### ROWS
>> Begin
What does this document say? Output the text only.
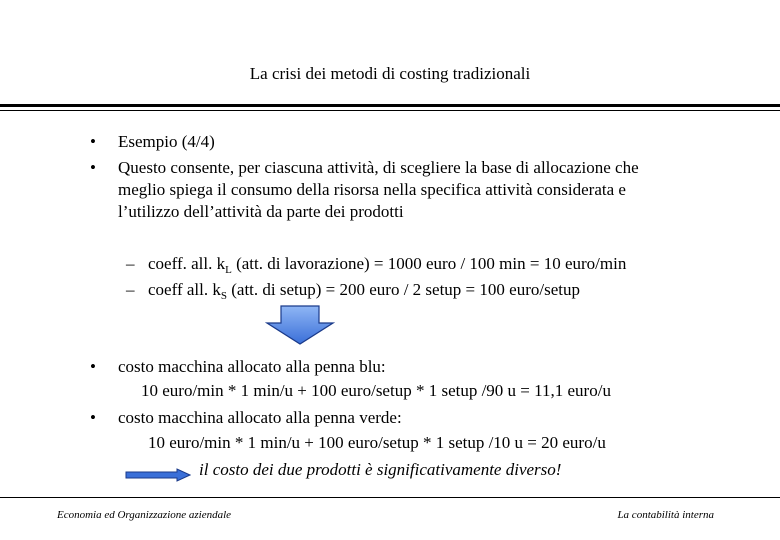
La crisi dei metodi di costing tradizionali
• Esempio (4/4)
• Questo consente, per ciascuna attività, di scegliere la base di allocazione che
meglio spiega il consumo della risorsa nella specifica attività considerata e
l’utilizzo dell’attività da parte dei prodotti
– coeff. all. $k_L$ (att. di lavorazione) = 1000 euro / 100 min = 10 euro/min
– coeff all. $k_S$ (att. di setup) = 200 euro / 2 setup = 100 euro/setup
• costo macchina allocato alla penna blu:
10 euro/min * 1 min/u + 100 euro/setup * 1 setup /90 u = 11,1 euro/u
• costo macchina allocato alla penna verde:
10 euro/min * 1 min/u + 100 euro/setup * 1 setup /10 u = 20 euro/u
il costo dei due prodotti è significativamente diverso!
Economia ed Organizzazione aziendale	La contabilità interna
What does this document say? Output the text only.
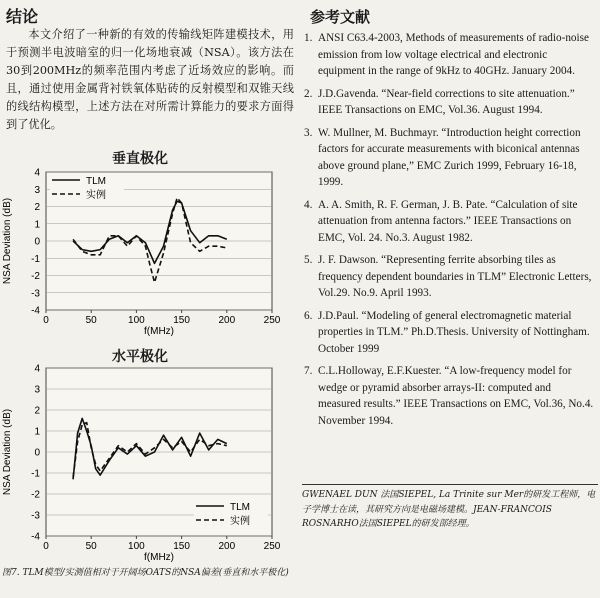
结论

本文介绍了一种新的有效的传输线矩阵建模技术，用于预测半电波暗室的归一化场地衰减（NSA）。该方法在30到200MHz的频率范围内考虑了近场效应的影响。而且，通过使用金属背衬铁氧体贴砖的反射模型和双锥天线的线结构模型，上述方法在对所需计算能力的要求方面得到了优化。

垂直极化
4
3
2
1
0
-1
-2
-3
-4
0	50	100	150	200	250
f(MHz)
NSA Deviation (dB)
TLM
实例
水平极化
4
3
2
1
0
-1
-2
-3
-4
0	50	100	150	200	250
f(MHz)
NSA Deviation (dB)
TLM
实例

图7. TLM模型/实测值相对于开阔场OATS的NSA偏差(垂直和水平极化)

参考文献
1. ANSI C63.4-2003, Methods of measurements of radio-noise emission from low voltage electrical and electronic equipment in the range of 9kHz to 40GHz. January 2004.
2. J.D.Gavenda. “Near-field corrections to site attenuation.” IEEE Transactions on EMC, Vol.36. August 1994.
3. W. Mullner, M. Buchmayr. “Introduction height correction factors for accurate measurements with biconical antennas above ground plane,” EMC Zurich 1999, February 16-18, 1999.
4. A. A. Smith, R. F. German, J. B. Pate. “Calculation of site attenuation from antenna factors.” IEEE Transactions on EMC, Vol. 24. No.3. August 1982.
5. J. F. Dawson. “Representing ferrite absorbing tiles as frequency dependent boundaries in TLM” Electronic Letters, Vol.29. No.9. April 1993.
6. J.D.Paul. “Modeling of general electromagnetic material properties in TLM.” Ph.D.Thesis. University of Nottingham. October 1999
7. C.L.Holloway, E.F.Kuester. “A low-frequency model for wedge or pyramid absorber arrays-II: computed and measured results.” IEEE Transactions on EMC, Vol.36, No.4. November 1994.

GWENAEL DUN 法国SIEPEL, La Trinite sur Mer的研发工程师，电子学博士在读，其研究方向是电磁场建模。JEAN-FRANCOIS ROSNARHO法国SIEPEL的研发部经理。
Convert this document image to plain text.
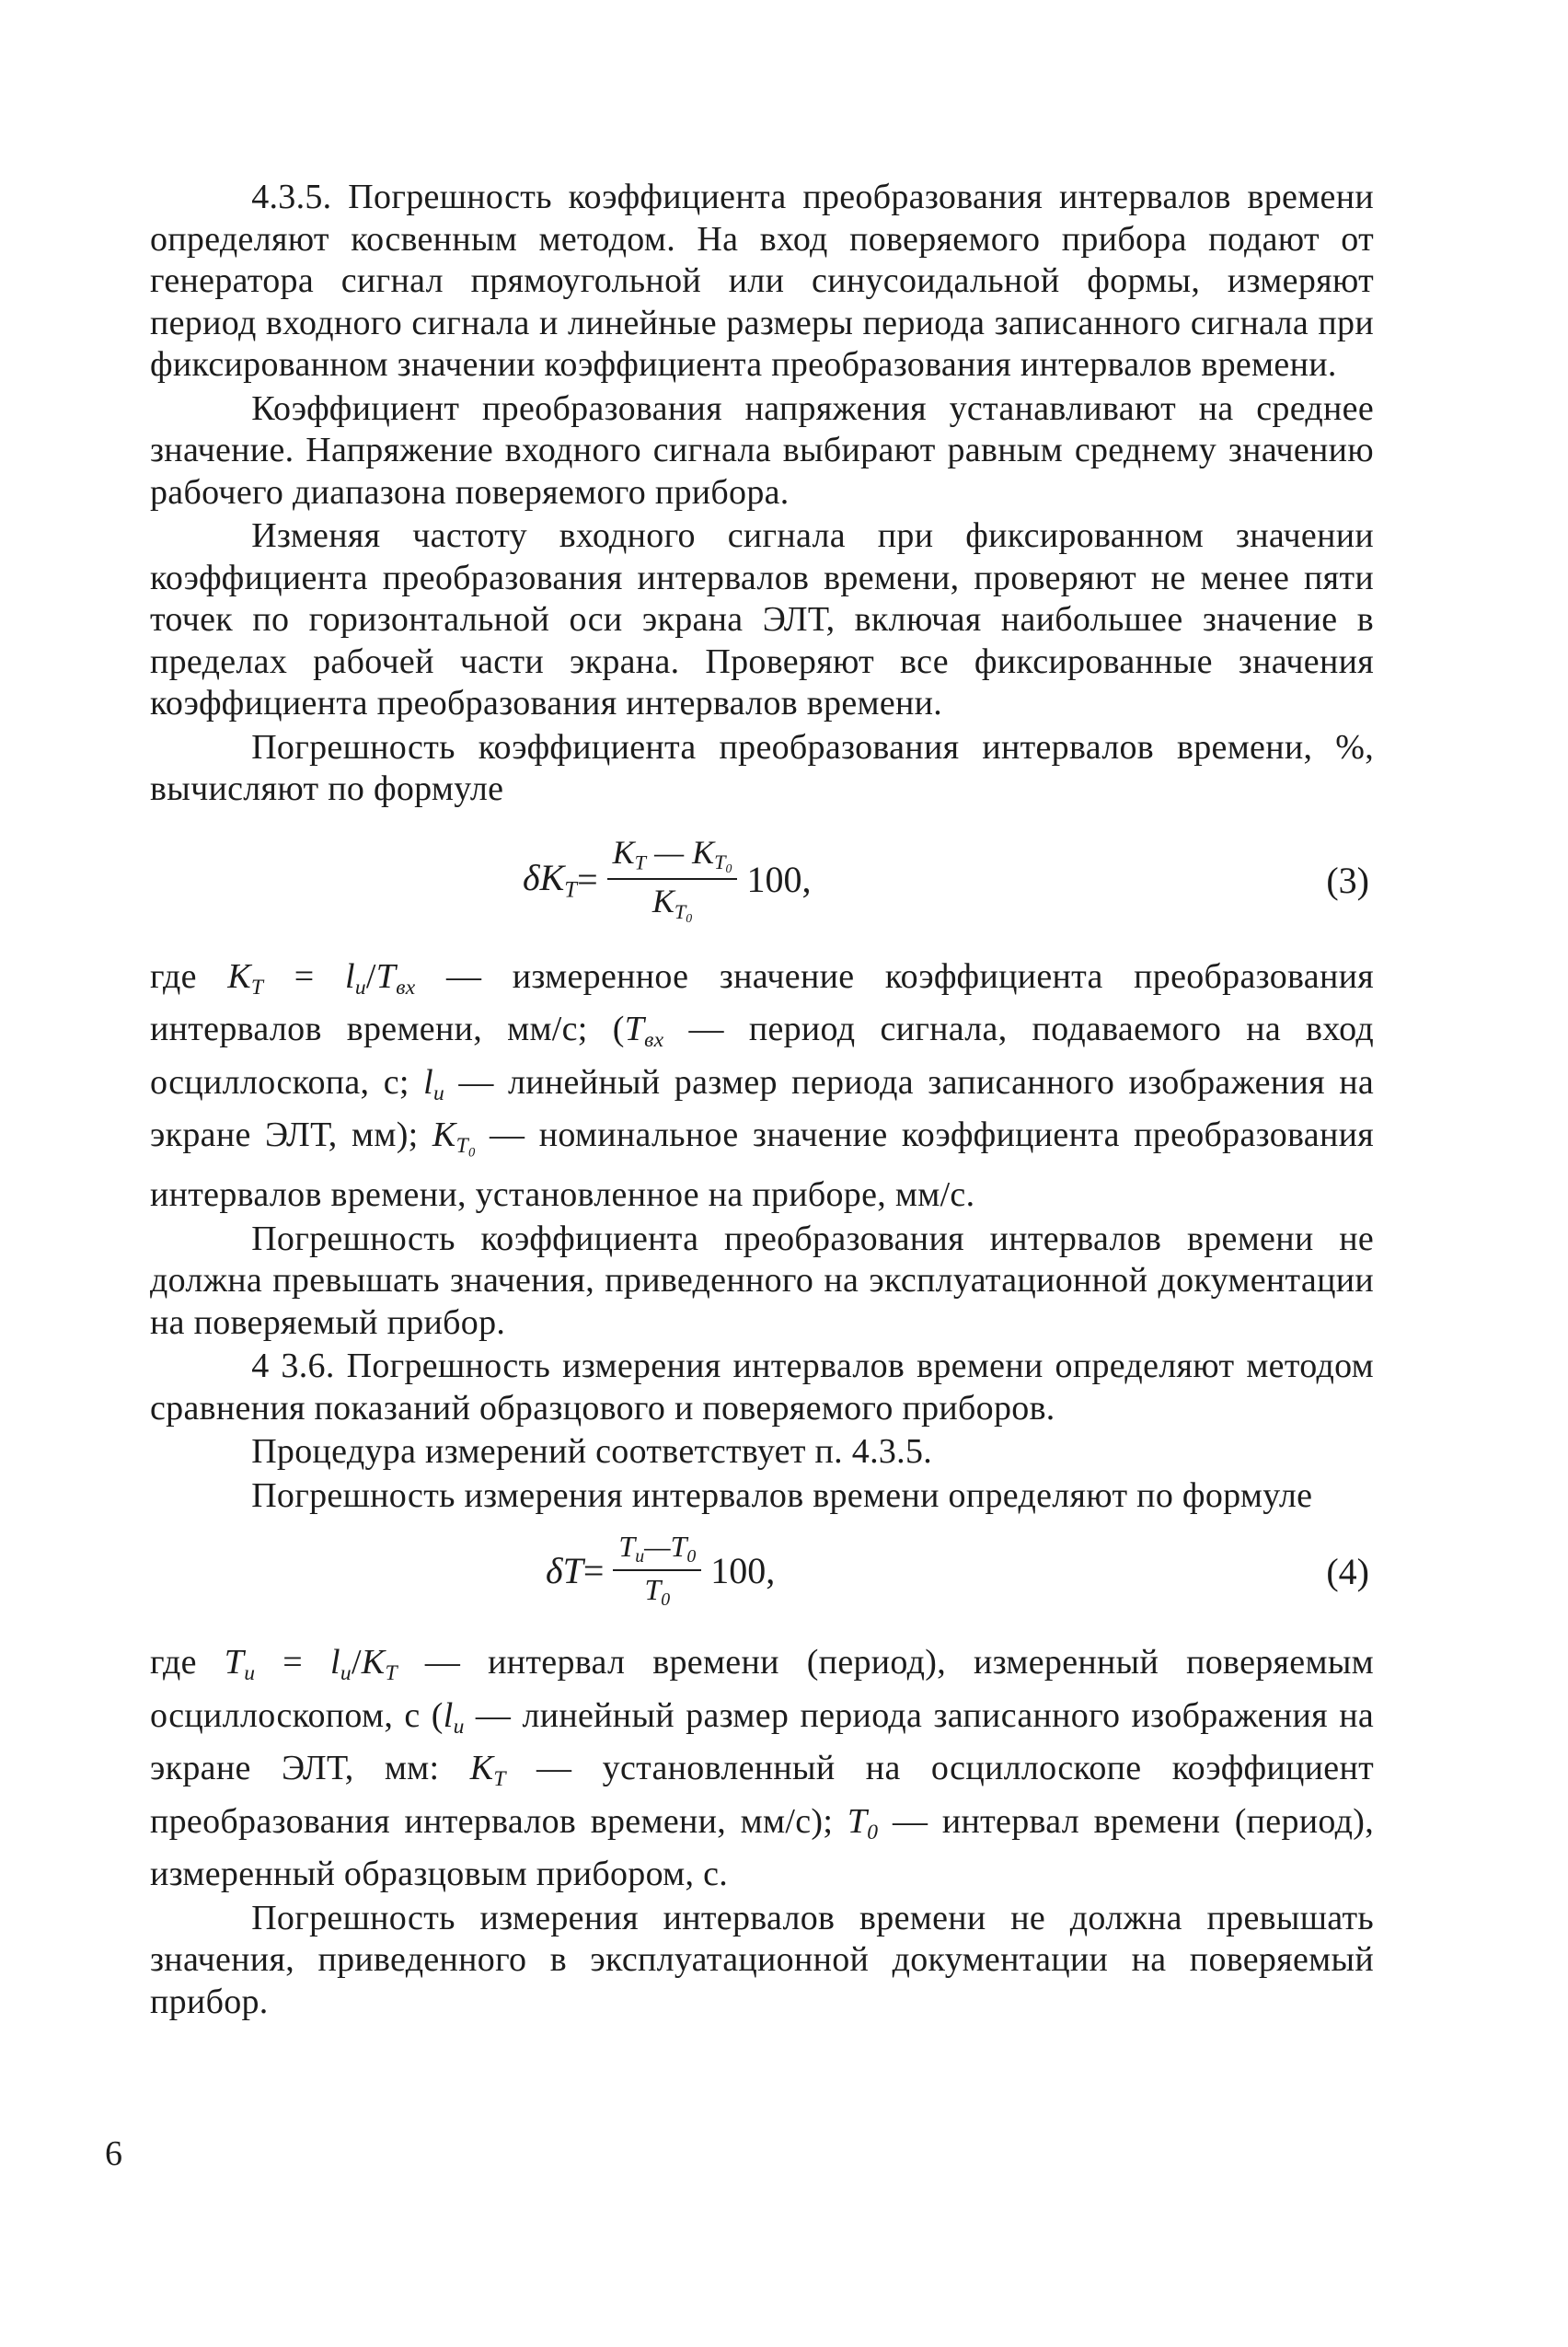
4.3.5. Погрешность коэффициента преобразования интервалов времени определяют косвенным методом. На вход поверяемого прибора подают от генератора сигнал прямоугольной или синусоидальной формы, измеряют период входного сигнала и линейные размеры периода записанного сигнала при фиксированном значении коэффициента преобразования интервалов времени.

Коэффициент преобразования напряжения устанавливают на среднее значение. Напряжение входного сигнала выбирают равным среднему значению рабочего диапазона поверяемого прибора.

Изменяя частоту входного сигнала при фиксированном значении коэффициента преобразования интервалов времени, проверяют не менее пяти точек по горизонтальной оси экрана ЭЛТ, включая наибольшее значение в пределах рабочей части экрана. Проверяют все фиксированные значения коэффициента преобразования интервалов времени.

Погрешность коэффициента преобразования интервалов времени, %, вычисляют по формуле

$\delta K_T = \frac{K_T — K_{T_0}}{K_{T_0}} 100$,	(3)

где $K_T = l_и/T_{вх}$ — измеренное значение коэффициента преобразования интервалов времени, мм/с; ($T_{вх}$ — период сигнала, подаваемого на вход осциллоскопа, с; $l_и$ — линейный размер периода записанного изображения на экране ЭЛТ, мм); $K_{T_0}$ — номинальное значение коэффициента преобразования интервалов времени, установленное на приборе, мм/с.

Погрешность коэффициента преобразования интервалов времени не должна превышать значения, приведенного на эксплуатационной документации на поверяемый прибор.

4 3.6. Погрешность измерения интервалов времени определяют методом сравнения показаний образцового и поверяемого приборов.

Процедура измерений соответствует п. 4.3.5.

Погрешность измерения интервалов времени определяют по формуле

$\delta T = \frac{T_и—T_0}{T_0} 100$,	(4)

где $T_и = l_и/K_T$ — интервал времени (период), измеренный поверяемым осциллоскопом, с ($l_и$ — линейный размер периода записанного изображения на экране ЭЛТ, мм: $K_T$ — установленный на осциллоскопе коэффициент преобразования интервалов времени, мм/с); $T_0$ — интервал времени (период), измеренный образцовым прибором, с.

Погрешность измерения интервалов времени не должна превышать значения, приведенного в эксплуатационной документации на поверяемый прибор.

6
>> End
Pull out each line of the listing that holds the string "документации".

### EXERCISE RESPONSE
Погрешность коэффициента преобразования интервалов времени не должна превышать значения, приведенного на эксплуатационной документации на поверяемый прибор.
Погрешность измерения интервалов времени не должна превышать значения, приведенного в эксплуатационной документации на поверяемый прибор.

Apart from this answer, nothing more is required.